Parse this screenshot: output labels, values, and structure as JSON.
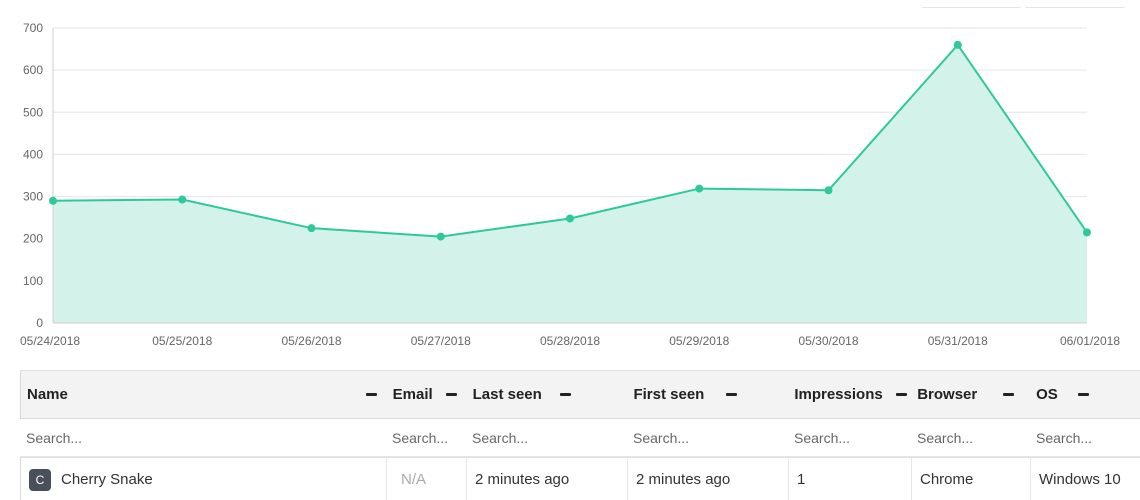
{
  "chart_data": {
    "type": "area",
    "categories": [
      "05/24/2018",
      "05/25/2018",
      "05/26/2018",
      "05/27/2018",
      "05/28/2018",
      "05/29/2018",
      "05/30/2018",
      "05/31/2018",
      "06/01/2018"
    ],
    "values": [
      290,
      293,
      225,
      205,
      248,
      319,
      315,
      660,
      215
    ],
    "ylim": [
      0,
      700
    ],
    "yticks": [
      0,
      100,
      200,
      300,
      400,
      500,
      600,
      700
    ],
    "grid": true,
    "colors": {
      "line": "#2ec99a",
      "fill": "#d3f2ea",
      "grid": "#e6e6e6"
    }
  },
  "table": {
    "headers": {
      "name": "Name",
      "email": "Email",
      "last_seen": "Last seen",
      "first_seen": "First seen",
      "impressions": "Impressions",
      "browser": "Browser",
      "os": "OS"
    },
    "filter_placeholder": "Search...",
    "rows": [
      {
        "avatar": "C",
        "name": "Cherry Snake",
        "email": "N/A",
        "last_seen": "2 minutes ago",
        "first_seen": "2 minutes ago",
        "impressions": "1",
        "browser": "Chrome",
        "os": "Windows 10"
      }
    ]
  }
}
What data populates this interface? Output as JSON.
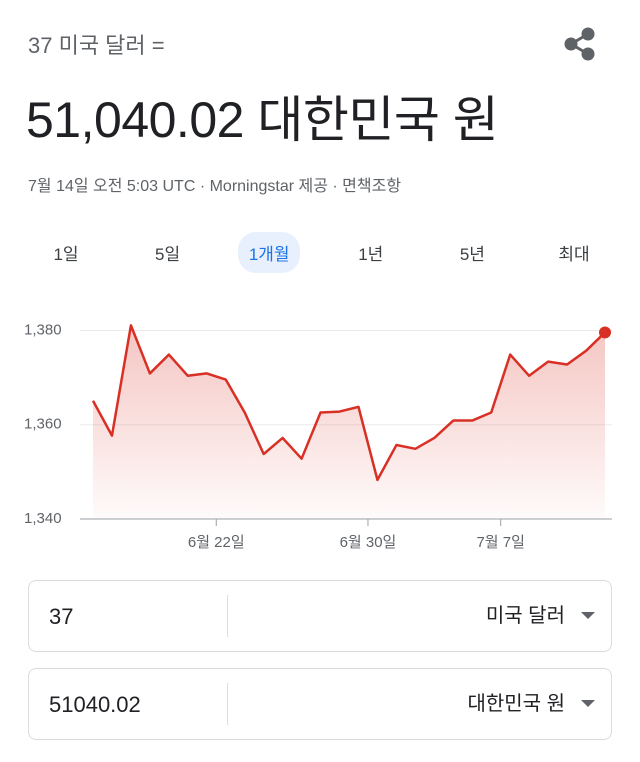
{
  "header": {
    "query": "37 미국 달러 =",
    "result": "51,040.02 대한민국 원",
    "source": "7월 14일 오전 5:03 UTC · Morningstar 제공 · 면책조항"
  },
  "tabs": [
    "1일",
    "5일",
    "1개월",
    "1년",
    "5년",
    "최대"
  ],
  "chart_data": {
    "type": "line",
    "x": [
      0,
      1,
      2,
      3,
      4,
      5,
      6,
      7,
      8,
      9,
      10,
      11,
      12,
      13,
      14,
      15,
      16,
      17,
      18,
      19,
      20,
      21,
      22,
      23,
      24,
      25,
      26,
      27
    ],
    "xlim": [
      0,
      27
    ],
    "xticks": [
      {
        "value": 6.5,
        "label": "6월 22일"
      },
      {
        "value": 14.5,
        "label": "6월 30일"
      },
      {
        "value": 21.5,
        "label": "7월 7일"
      }
    ],
    "ylim": [
      1340,
      1385
    ],
    "yticks": [
      {
        "value": 1340,
        "label": "1,340"
      },
      {
        "value": 1360,
        "label": "1,360"
      },
      {
        "value": 1380,
        "label": "1,380"
      }
    ],
    "grid": true,
    "series": [
      {
        "color": "#d93025",
        "values": [
          1365.1,
          1357.7,
          1381.1,
          1370.9,
          1374.9,
          1370.4,
          1370.9,
          1369.6,
          1362.6,
          1353.8,
          1357.2,
          1352.8,
          1362.6,
          1362.8,
          1363.8,
          1348.3,
          1355.7,
          1354.9,
          1357.2,
          1360.9,
          1360.9,
          1362.6,
          1374.9,
          1370.4,
          1373.4,
          1372.8,
          1375.7,
          1379.6
        ]
      }
    ]
  },
  "converter": {
    "from": {
      "amount": "37",
      "currency": "미국 달러"
    },
    "to": {
      "amount": "51040.02",
      "currency": "대한민국 원"
    }
  }
}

++++++++

* _Problem_
Repeat all of the records verbatim, leaving out the pictures.

* _Complete response_
Parse this screenshot: output labels, values, and structure as JSON.
{
  "chart_data": {
    "type": "area",
    "categories": [
      "05/24/2018",
      "05/25/2018",
      "05/26/2018",
      "05/27/2018",
      "05/28/2018",
      "05/29/2018",
      "05/30/2018",
      "05/31/2018",
      "06/01/2018"
    ],
    "values": [
      290,
      293,
      225,
      205,
      248,
      319,
      315,
      660,
      215
    ],
    "ylim": [
      0,
      700
    ],
    "yticks": [
      0,
      100,
      200,
      300,
      400,
      500,
      600,
      700
    ],
    "grid": true,
    "colors": {
      "line": "#2ec99a",
      "fill": "#d3f2ea",
      "grid": "#e6e6e6"
    }
  },
  "table": {
    "headers": {
      "name": "Name",
      "email": "Email",
      "last_seen": "Last seen",
      "first_seen": "First seen",
      "impressions": "Impressions",
      "browser": "Browser",
      "os": "OS"
    },
    "filter_placeholder": "Search...",
    "rows": [
      {
        "avatar": "C",
        "name": "Cherry Snake",
        "email": "N/A",
        "last_seen": "2 minutes ago",
        "first_seen": "2 minutes ago",
        "impressions": "1",
        "browser": "Chrome",
        "os": "Windows 10"
      }
    ]
  }
}
What data populates this interface? Output as JSON.
{
  "header": {
    "query": "37 미국 달러 =",
    "result": "51,040.02 대한민국 원",
    "source": "7월 14일 오전 5:03 UTC · Morningstar 제공 · 면책조항"
  },
  "tabs": [
    "1일",
    "5일",
    "1개월",
    "1년",
    "5년",
    "최대"
  ],
  "chart_data": {
    "type": "line",
    "x": [
      0,
      1,
      2,
      3,
      4,
      5,
      6,
      7,
      8,
      9,
      10,
      11,
      12,
      13,
      14,
      15,
      16,
      17,
      18,
      19,
      20,
      21,
      22,
      23,
      24,
      25,
      26,
      27
    ],
    "xlim": [
      0,
      27
    ],
    "xticks": [
      {
        "value": 6.5,
        "label": "6월 22일"
      },
      {
        "value": 14.5,
        "label": "6월 30일"
      },
      {
        "value": 21.5,
        "label": "7월 7일"
      }
    ],
    "ylim": [
      1340,
      1385
    ],
    "yticks": [
      {
        "value": 1340,
        "label": "1,340"
      },
      {
        "value": 1360,
        "label": "1,360"
      },
      {
        "value": 1380,
        "label": "1,380"
      }
    ],
    "grid": true,
    "series": [
      {
        "color": "#d93025",
        "values": [
          1365.1,
          1357.7,
          1381.1,
          1370.9,
          1374.9,
          1370.4,
          1370.9,
          1369.6,
          1362.6,
          1353.8,
          1357.2,
          1352.8,
          1362.6,
          1362.8,
          1363.8,
          1348.3,
          1355.7,
          1354.9,
          1357.2,
          1360.9,
          1360.9,
          1362.6,
          1374.9,
          1370.4,
          1373.4,
          1372.8,
          1375.7,
          1379.6
        ]
      }
    ]
  },
  "converter": {
    "from": {
      "amount": "37",
      "currency": "미국 달러"
    },
    "to": {
      "amount": "51040.02",
      "currency": "대한민국 원"
    }
  }
}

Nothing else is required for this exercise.